*取り組む課題*:
#1 Second-in-Commandについての抜粋によると、米軍ではこの役職は何に相当するとされていますか。
#2 Second-in-Commandについての抜粋を、最後の文の後から書き継いでください。

*抜粋本文*:
**********

Second-in-Command(表記例:2i/c、2IC)とは、英国陸軍や英国海兵隊(Royal Marines)などの部隊・編成において、司令官(CO:Commanding Officer)に次ぐ責任者として任じられる第2司令官のことです。米軍でいうところの「executive officer(XO、執行官)」に相当し、指揮官が不在・負傷した場合に代行する権限を持つほか、日常の管理・訓練・行政・物資調整・士気管理などの実務を担う役割が中心です。この用語は他の多くの英連邦諸国の軍隊でも広く使われています。
主な役割
- 指揮官の代理:指揮官が任務遂行不可能な場合に正式に指揮を引き継ぐ。
- 運用・訓練管理:日々の訓練計画や部隊の戦闘準備を監督する。
- 行政・人事・後方支援:勤怠、物資補給、装備管理、健康・福利に関する調整を行う。
- 作戦調整・幕僚との連携:上級・隣接部隊や幕僚と作戦・情報を調整する。
- 規律維持と士気管理:部隊の規律や士気維持に責任を持つ。
階級と編成別の一般例
2i/cに就く階級は部隊の規模や兵科、時代によって異なりますが、次のような一般的な区分があります(地域・部隊による例外あり)。
- 大隊・連隊レベル:通常は少佐(Major)が2i/cを務めます。編成長(CO)は中佐・大佐に相当することが多いため、2i/cはその補佐として運用・管理を担います。
- 中隊・中隊相当(company / troop / squadron):通常は大尉(Captain)や場合によっては少佐が2i/cになることがあります。指揮官が現場指揮に専念できるよう、管理業務を代行します。

**********

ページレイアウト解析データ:
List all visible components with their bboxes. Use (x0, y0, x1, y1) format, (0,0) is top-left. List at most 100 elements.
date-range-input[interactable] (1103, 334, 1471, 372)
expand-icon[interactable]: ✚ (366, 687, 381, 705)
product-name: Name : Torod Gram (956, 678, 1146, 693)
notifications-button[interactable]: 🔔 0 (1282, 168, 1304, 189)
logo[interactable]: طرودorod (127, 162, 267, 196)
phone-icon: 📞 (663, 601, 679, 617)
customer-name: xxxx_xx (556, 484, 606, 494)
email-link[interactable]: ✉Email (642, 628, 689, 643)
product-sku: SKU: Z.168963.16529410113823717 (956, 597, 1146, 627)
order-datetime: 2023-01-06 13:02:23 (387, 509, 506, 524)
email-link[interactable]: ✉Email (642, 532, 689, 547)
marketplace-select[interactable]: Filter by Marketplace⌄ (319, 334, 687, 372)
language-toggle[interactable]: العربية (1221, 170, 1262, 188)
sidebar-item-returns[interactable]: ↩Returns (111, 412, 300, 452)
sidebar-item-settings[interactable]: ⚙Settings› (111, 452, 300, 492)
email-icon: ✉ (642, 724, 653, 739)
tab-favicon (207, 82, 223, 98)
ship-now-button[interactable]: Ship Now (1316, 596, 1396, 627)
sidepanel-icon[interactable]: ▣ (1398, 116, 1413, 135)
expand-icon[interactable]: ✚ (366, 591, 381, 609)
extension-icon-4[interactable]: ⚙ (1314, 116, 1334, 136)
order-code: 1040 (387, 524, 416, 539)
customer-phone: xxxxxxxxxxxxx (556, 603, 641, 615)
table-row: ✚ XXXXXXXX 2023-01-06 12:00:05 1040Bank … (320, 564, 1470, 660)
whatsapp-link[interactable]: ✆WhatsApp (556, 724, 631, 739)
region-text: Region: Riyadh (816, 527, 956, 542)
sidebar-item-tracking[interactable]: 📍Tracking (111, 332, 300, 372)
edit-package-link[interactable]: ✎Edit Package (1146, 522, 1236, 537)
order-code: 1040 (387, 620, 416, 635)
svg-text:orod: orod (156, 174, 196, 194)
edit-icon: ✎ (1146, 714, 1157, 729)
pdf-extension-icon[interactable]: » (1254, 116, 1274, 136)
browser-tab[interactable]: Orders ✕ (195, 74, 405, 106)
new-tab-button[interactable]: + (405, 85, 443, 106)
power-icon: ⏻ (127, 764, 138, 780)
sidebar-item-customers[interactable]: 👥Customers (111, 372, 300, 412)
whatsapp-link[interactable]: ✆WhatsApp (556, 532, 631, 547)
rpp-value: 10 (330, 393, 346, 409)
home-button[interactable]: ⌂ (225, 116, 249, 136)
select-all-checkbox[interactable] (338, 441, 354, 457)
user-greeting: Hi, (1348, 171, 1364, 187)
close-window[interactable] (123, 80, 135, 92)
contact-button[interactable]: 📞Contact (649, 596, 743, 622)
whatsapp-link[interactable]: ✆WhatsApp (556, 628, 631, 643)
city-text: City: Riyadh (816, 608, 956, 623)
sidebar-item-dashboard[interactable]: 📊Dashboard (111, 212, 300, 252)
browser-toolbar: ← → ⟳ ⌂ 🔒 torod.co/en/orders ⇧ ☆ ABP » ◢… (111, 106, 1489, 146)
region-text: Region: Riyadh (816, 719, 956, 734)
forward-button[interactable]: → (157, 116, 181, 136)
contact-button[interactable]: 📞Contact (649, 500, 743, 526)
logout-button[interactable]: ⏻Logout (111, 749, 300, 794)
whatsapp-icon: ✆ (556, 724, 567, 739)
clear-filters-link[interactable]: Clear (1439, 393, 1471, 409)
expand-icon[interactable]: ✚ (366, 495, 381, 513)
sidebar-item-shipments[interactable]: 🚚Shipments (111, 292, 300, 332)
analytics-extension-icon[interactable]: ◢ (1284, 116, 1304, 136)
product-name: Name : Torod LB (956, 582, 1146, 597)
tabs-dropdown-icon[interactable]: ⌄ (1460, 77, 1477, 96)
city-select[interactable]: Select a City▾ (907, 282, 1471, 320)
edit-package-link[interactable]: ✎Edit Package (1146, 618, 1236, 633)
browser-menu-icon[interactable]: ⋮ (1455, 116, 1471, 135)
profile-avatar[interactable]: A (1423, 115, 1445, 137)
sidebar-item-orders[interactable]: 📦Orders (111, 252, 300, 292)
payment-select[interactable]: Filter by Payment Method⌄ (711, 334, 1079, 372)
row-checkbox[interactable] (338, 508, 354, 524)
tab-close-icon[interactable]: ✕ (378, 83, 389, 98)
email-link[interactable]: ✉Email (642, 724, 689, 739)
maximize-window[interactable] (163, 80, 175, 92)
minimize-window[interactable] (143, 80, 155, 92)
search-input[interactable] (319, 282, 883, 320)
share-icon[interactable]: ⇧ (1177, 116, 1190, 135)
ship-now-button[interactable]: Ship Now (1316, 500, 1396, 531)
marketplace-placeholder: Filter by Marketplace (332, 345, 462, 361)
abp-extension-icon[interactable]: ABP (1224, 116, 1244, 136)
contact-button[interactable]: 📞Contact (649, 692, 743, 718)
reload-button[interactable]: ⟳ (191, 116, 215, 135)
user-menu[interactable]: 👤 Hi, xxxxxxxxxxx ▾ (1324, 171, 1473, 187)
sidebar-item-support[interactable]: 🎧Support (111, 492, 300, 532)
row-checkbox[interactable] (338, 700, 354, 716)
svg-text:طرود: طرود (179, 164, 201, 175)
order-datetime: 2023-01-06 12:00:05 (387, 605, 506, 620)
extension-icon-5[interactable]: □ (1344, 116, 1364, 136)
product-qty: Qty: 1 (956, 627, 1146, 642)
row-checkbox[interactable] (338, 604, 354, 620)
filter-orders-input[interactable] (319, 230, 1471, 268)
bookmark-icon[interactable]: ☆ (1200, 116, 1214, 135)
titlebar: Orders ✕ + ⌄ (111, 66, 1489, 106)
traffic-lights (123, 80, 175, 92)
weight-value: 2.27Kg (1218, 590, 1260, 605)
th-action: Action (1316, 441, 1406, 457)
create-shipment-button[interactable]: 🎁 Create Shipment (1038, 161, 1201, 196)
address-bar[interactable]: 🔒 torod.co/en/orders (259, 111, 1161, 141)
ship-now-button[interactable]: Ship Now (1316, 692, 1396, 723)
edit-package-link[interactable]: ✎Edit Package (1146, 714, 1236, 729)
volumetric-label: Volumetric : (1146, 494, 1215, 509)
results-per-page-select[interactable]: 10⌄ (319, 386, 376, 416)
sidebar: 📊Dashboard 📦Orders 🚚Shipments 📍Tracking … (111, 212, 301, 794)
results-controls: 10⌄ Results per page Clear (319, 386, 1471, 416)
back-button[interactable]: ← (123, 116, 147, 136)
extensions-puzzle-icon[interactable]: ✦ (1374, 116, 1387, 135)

**********

*解答例*:
#1 executive officer(XO、執行官)に相当します。

#2
- 小隊・班(platoon / section):より小規模な編成では、2i/cは下位下士官が務めます。たとえば小隊の副長はしばしば軍曹(Sergeant)、セクションの副長は通常伍長(Lance Corporal)とされることが多いです。歴史的には歩兵中隊の副長(company 2IC)が第二次世界大戦後までは中尉(Lieutenant)であった例もあります。
英海軍での対応
英国海軍では、艦船の「副長」に相当する職務を一般に一等中尉(First Lieutenant)または執行官(Executive Officer)と呼びます。大きな艦艇や航空母艦などでは執行官が艦長の補佐として幅広い責任を負い、小型艦では一等中尉が同様の役割を果たします。名称や職務範囲は艦種や組織によって差があります。
歴史的・組織的な差異と注意点
- 呼称や担当範囲は国・兵科・時代で変化します。同じ「2i/c」でも責任の重さや実務内容は大隊レベルと小隊レベルで大きく異なります。
- 一部の部隊では「副司令官(Deputy Commander)」や「副指揮官(Deputy Commanding Officer)」など別の肩書きを使うこともありますが、実務上は2i/cと同様の役割を果たします。
- 陸軍・海兵隊・海軍での序列・呼称は英米で一致しない場合があり、国際共同作戦では役割と権限を明確にすることが重要です。
まとめると、Second-in-Command(2i/c / 2IC)は部隊の二番手として指揮官を補佐し、指揮の代行や日常運用・管理を行う重要な職務です。具体的な階級や職務範囲は編成規模や兵科によって変わるため、現場ごとの運用規則を参照する必要があります。